▸ PROMPT: Quote the listing below in its entirety.

......

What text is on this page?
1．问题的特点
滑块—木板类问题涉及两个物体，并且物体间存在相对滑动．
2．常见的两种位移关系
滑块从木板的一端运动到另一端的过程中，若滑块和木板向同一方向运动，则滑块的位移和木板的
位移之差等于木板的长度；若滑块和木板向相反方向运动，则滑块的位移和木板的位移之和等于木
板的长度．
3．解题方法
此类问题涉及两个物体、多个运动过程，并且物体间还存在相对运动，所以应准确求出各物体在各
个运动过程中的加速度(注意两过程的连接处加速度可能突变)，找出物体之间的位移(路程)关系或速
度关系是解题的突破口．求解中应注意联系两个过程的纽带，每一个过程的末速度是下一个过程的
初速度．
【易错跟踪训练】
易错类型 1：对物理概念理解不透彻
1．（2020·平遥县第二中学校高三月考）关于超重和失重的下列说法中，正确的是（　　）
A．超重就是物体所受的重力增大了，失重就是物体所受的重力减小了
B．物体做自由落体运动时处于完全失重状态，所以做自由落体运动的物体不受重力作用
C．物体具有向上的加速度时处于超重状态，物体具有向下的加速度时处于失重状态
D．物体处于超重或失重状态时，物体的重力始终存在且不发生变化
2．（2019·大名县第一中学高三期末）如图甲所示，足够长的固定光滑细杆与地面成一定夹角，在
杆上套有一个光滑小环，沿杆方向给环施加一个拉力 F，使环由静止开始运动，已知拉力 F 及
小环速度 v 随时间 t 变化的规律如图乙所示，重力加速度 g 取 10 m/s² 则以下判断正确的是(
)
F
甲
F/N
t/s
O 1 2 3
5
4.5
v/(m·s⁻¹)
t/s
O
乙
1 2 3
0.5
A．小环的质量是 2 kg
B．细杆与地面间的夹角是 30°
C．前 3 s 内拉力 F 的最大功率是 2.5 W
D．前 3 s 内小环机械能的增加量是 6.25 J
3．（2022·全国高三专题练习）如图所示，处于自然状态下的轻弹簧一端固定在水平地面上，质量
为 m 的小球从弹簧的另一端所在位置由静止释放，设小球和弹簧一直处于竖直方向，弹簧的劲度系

......

▸ SOLUTION TO THIS PROBLEM:
What text is on this page?
1．问题的特点
滑块—木板类问题涉及两个物体，并且物体间存在相对滑动．
2．常见的两种位移关系
滑块从木板的一端运动到另一端的过程中，若滑块和木板向同一方向运动，则滑块的位移和木板的
位移之差等于木板的长度；若滑块和木板向相反方向运动，则滑块的位移和木板的位移之和等于木
板的长度．
3．解题方法
此类问题涉及两个物体、多个运动过程，并且物体间还存在相对运动，所以应准确求出各物体在各
个运动过程中的加速度(注意两过程的连接处加速度可能突变)，找出物体之间的位移(路程)关系或速
度关系是解题的突破口．求解中应注意联系两个过程的纽带，每一个过程的末速度是下一个过程的
初速度．
【易错跟踪训练】
易错类型 1：对物理概念理解不透彻
1．（2020·平遥县第二中学校高三月考）关于超重和失重的下列说法中，正确的是（　　）
A．超重就是物体所受的重力增大了，失重就是物体所受的重力减小了
B．物体做自由落体运动时处于完全失重状态，所以做自由落体运动的物体不受重力作用
C．物体具有向上的加速度时处于超重状态，物体具有向下的加速度时处于失重状态
D．物体处于超重或失重状态时，物体的重力始终存在且不发生变化
2．（2019·大名县第一中学高三期末）如图甲所示，足够长的固定光滑细杆与地面成一定夹角，在
杆上套有一个光滑小环，沿杆方向给环施加一个拉力 F，使环由静止开始运动，已知拉力 F 及
小环速度 v 随时间 t 变化的规律如图乙所示，重力加速度 g 取 10 m/s² 则以下判断正确的是(
)
F
甲
F/N
t/s
O 1 2 3
5
4.5
v/(m·s⁻¹)
t/s
O
乙
1 2 3
0.5
A．小环的质量是 2 kg
B．细杆与地面间的夹角是 30°
C．前 3 s 内拉力 F 的最大功率是 2.5 W
D．前 3 s 内小环机械能的增加量是 6.25 J
3．（2022·全国高三专题练习）如图所示，处于自然状态下的轻弹簧一端固定在水平地面上，质量
为 m 的小球从弹簧的另一端所在位置由静止释放，设小球和弹簧一直处于竖直方向，弹簧的劲度系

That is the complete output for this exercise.